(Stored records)
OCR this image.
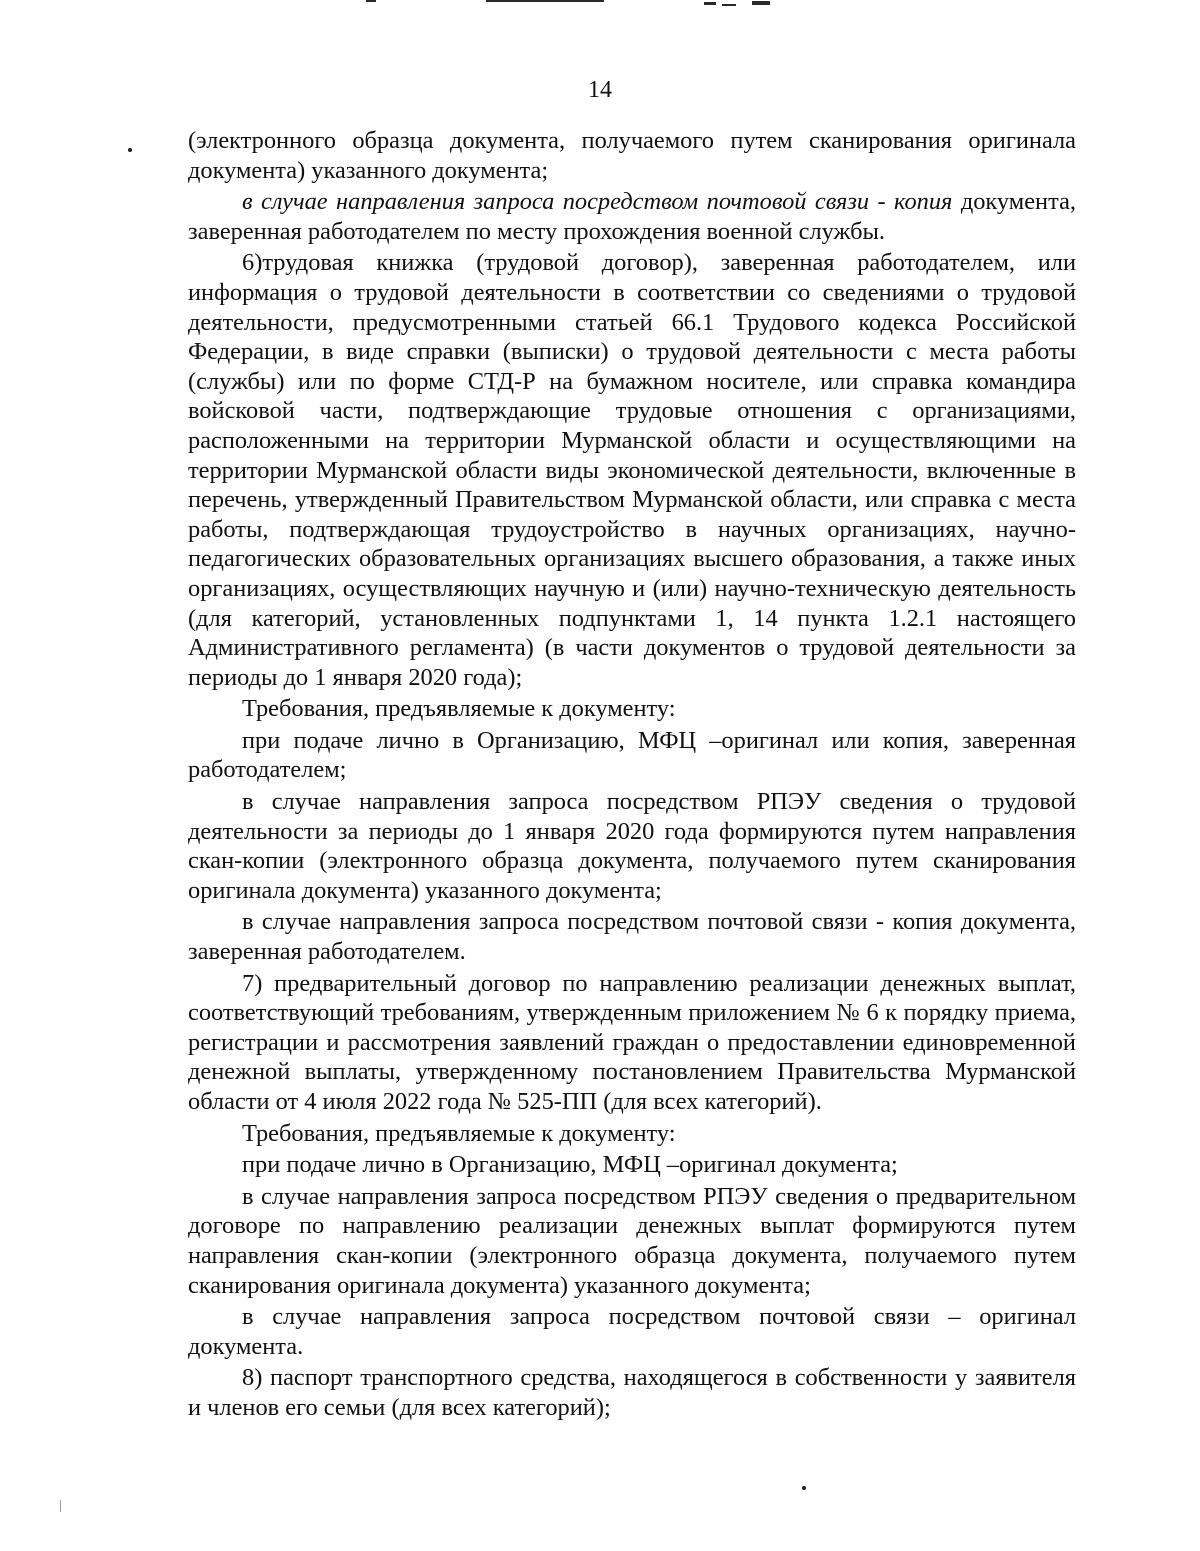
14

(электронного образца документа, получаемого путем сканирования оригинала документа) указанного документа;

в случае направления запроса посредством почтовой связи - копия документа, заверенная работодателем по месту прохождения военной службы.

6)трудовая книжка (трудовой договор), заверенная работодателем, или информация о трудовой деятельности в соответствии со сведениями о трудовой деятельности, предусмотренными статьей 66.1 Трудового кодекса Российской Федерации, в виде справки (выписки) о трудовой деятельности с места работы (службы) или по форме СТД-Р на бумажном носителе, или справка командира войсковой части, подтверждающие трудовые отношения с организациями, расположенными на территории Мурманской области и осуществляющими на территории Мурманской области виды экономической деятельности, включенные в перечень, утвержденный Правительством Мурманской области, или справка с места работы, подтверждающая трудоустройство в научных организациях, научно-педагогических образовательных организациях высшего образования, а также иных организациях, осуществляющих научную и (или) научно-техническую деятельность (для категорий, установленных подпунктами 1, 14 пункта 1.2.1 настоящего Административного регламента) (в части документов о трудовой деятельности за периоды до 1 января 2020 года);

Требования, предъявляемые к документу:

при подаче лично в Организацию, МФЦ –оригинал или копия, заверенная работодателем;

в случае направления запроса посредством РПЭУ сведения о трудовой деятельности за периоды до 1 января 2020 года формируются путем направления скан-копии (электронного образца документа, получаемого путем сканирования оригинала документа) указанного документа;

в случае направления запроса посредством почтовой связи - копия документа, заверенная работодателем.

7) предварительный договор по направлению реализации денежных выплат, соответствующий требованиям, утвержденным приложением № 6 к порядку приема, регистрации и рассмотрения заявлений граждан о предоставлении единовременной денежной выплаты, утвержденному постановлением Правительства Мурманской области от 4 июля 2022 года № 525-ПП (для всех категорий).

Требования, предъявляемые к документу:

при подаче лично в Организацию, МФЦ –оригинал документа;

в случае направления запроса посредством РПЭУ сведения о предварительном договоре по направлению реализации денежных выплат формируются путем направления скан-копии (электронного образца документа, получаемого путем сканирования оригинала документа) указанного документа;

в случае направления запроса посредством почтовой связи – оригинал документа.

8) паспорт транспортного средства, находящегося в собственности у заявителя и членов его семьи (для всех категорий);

Exercise instructions: Count the lines above that contain the word "копии", and reply with only that number.

Response to the exercise: 2